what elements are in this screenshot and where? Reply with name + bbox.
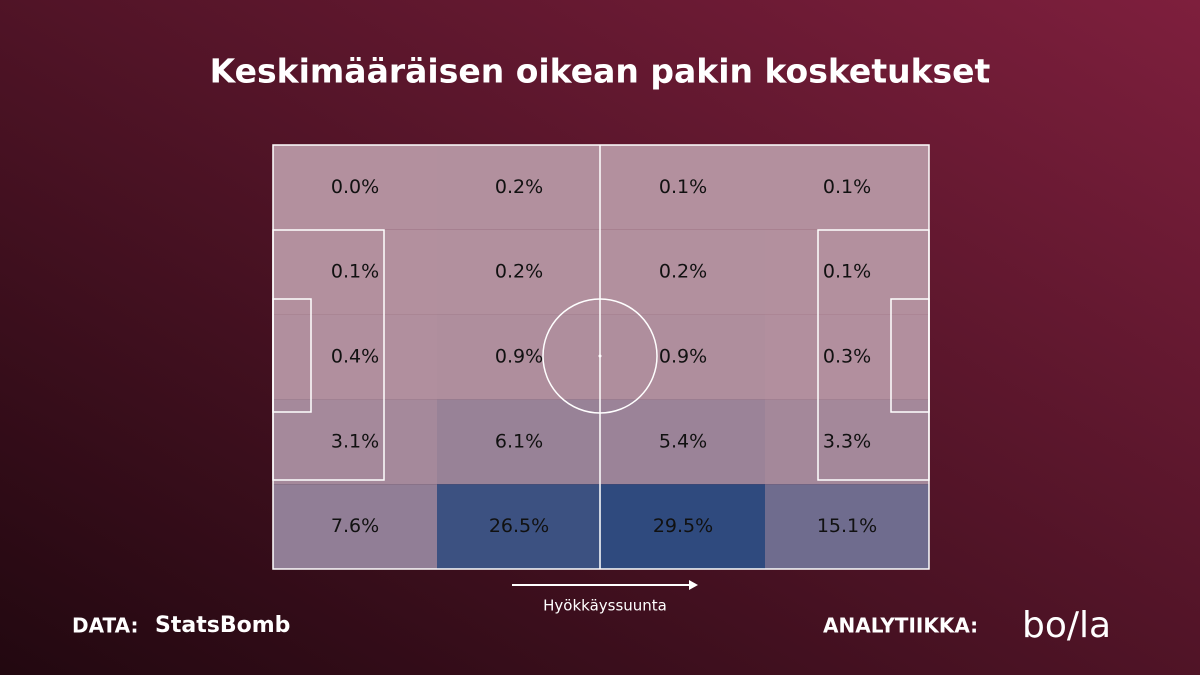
heat-cell [765,314,929,400]
cell-label: 0.1% [331,261,379,283]
heat-cell [765,399,929,485]
cell-label: 0.2% [495,176,543,198]
heat-cell [601,484,765,569]
cell-label: 3.3% [823,430,871,452]
cell-label: 6.1% [495,430,543,452]
cell-label: 7.6% [331,515,379,537]
cell-label: 0.1% [659,176,707,198]
heat-cell [437,145,601,230]
goal-area [272,298,312,413]
heat-cell [765,145,929,230]
center-circle [542,298,658,414]
cell-label: 0.4% [331,346,379,368]
chart-title: Keskimääräisen oikean pakin kosketukset [210,52,991,91]
heat-cell [273,145,437,230]
footer-logo: bo/la [1022,605,1111,646]
footer-label: ANALYTIIKKA: [823,614,978,638]
heat-cell [273,399,437,485]
cell-label: 26.5% [489,515,549,537]
cell-label: 5.4% [659,430,707,452]
heat-cell [273,229,437,315]
heat-cell [601,399,765,485]
heat-cell [273,484,437,569]
heat-cell [437,229,601,315]
cell-label: 0.0% [331,176,379,198]
cell-label: 3.1% [331,430,379,452]
footer-source: StatsBomb [155,613,290,638]
heat-cell [765,229,929,315]
cell-label: 0.3% [823,346,871,368]
cell-label: 0.9% [495,346,543,368]
heat-cell [765,484,929,569]
center-spot [598,354,602,358]
heat-cell [273,314,437,400]
heat-cell [601,314,765,400]
heat-cell [437,484,601,569]
footer-label: DATA: [72,614,138,638]
heatmap [273,145,929,569]
cell-label: 15.1% [817,515,877,537]
heat-cell [437,399,601,485]
cell-label: 0.1% [823,176,871,198]
cell-label: 0.1% [823,261,871,283]
arrow-head [689,580,698,590]
cell-label: 0.9% [659,346,707,368]
direction-label: Hyökkäyssuunta [543,597,667,615]
cell-label: 0.2% [495,261,543,283]
heat-cell [437,314,601,400]
cell-label: 0.2% [659,261,707,283]
heat-cell [601,229,765,315]
goal-area [890,298,930,413]
heat-cell [601,145,765,230]
cell-label: 29.5% [653,515,713,537]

= = = = =

### [Your objective]
Filter the entries above down to the lines that contain the string "area", keeping each one unchanged. Case counts.

### [Solution to this problem]
goal-area [272,298,312,413]
goal-area [890,298,930,413]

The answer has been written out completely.